### Exercise goal
Write out all the data again, exactly as it stands.

[Records contained in a dataset]
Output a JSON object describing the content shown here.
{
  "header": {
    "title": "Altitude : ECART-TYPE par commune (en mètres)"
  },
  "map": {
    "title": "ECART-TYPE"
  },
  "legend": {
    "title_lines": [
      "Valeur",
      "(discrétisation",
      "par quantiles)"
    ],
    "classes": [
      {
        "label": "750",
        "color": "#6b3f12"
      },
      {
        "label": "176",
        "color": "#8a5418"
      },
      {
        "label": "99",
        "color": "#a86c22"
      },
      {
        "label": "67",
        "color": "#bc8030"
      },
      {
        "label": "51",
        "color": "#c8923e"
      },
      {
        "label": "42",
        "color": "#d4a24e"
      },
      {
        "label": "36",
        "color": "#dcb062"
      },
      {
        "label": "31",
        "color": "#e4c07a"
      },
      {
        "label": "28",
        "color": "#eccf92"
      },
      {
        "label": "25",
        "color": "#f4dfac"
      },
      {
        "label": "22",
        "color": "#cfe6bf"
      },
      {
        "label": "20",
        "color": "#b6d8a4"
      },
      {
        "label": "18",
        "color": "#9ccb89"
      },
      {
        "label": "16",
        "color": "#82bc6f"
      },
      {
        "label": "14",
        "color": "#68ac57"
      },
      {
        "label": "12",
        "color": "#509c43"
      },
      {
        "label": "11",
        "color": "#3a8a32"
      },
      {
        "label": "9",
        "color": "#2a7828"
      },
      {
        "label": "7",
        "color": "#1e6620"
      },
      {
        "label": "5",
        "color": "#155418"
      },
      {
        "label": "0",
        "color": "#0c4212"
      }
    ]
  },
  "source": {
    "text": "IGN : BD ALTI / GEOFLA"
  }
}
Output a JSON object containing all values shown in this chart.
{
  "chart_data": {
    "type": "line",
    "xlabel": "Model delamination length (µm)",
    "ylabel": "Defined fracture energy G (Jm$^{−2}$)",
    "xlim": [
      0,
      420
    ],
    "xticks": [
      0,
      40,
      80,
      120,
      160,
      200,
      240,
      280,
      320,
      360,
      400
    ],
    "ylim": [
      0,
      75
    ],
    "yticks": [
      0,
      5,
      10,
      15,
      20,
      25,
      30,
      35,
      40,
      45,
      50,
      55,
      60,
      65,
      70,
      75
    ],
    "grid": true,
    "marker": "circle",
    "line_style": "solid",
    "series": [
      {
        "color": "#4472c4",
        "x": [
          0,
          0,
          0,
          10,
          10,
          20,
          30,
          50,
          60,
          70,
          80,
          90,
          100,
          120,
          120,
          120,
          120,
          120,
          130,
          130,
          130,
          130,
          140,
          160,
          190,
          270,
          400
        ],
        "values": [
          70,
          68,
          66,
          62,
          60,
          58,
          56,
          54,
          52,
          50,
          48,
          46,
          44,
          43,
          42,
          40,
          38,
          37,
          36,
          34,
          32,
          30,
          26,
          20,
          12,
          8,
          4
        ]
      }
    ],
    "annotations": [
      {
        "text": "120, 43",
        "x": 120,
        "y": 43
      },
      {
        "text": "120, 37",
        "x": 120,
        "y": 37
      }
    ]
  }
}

### Worked answer
Output a JSON object describing the content shown here.
{
  "header": {
    "title": "Altitude : ECART-TYPE par commune (en mètres)"
  },
  "map": {
    "title": "ECART-TYPE"
  },
  "legend": {
    "title_lines": [
      "Valeur",
      "(discrétisation",
      "par quantiles)"
    ],
    "classes": [
      {
        "label": "750",
        "color": "#6b3f12"
      },
      {
        "label": "176",
        "color": "#8a5418"
      },
      {
        "label": "99",
        "color": "#a86c22"
      },
      {
        "label": "67",
        "color": "#bc8030"
      },
      {
        "label": "51",
        "color": "#c8923e"
      },
      {
        "label": "42",
        "color": "#d4a24e"
      },
      {
        "label": "36",
        "color": "#dcb062"
      },
      {
        "label": "31",
        "color": "#e4c07a"
      },
      {
        "label": "28",
        "color": "#eccf92"
      },
      {
        "label": "25",
        "color": "#f4dfac"
      },
      {
        "label": "22",
        "color": "#cfe6bf"
      },
      {
        "label": "20",
        "color": "#b6d8a4"
      },
      {
        "label": "18",
        "color": "#9ccb89"
      },
      {
        "label": "16",
        "color": "#82bc6f"
      },
      {
        "label": "14",
        "color": "#68ac57"
      },
      {
        "label": "12",
        "color": "#509c43"
      },
      {
        "label": "11",
        "color": "#3a8a32"
      },
      {
        "label": "9",
        "color": "#2a7828"
      },
      {
        "label": "7",
        "color": "#1e6620"
      },
      {
        "label": "5",
        "color": "#155418"
      },
      {
        "label": "0",
        "color": "#0c4212"
      }
    ]
  },
  "source": {
    "text": "IGN : BD ALTI / GEOFLA"
  }
}
Output a JSON object containing all values shown in this chart.
{
  "chart_data": {
    "type": "line",
    "xlabel": "Model delamination length (µm)",
    "ylabel": "Defined fracture energy G (Jm$^{−2}$)",
    "xlim": [
      0,
      420
    ],
    "xticks": [
      0,
      40,
      80,
      120,
      160,
      200,
      240,
      280,
      320,
      360,
      400
    ],
    "ylim": [
      0,
      75
    ],
    "yticks": [
      0,
      5,
      10,
      15,
      20,
      25,
      30,
      35,
      40,
      45,
      50,
      55,
      60,
      65,
      70,
      75
    ],
    "grid": true,
    "marker": "circle",
    "line_style": "solid",
    "series": [
      {
        "color": "#4472c4",
        "x": [
          0,
          0,
          0,
          10,
          10,
          20,
          30,
          50,
          60,
          70,
          80,
          90,
          100,
          120,
          120,
          120,
          120,
          120,
          130,
          130,
          130,
          130,
          140,
          160,
          190,
          270,
          400
        ],
        "values": [
          70,
          68,
          66,
          62,
          60,
          58,
          56,
          54,
          52,
          50,
          48,
          46,
          44,
          43,
          42,
          40,
          38,
          37,
          36,
          34,
          32,
          30,
          26,
          20,
          12,
          8,
          4
        ]
      }
    ],
    "annotations": [
      {
        "text": "120, 43",
        "x": 120,
        "y": 43
      },
      {
        "text": "120, 37",
        "x": 120,
        "y": 37
      }
    ]
  }
}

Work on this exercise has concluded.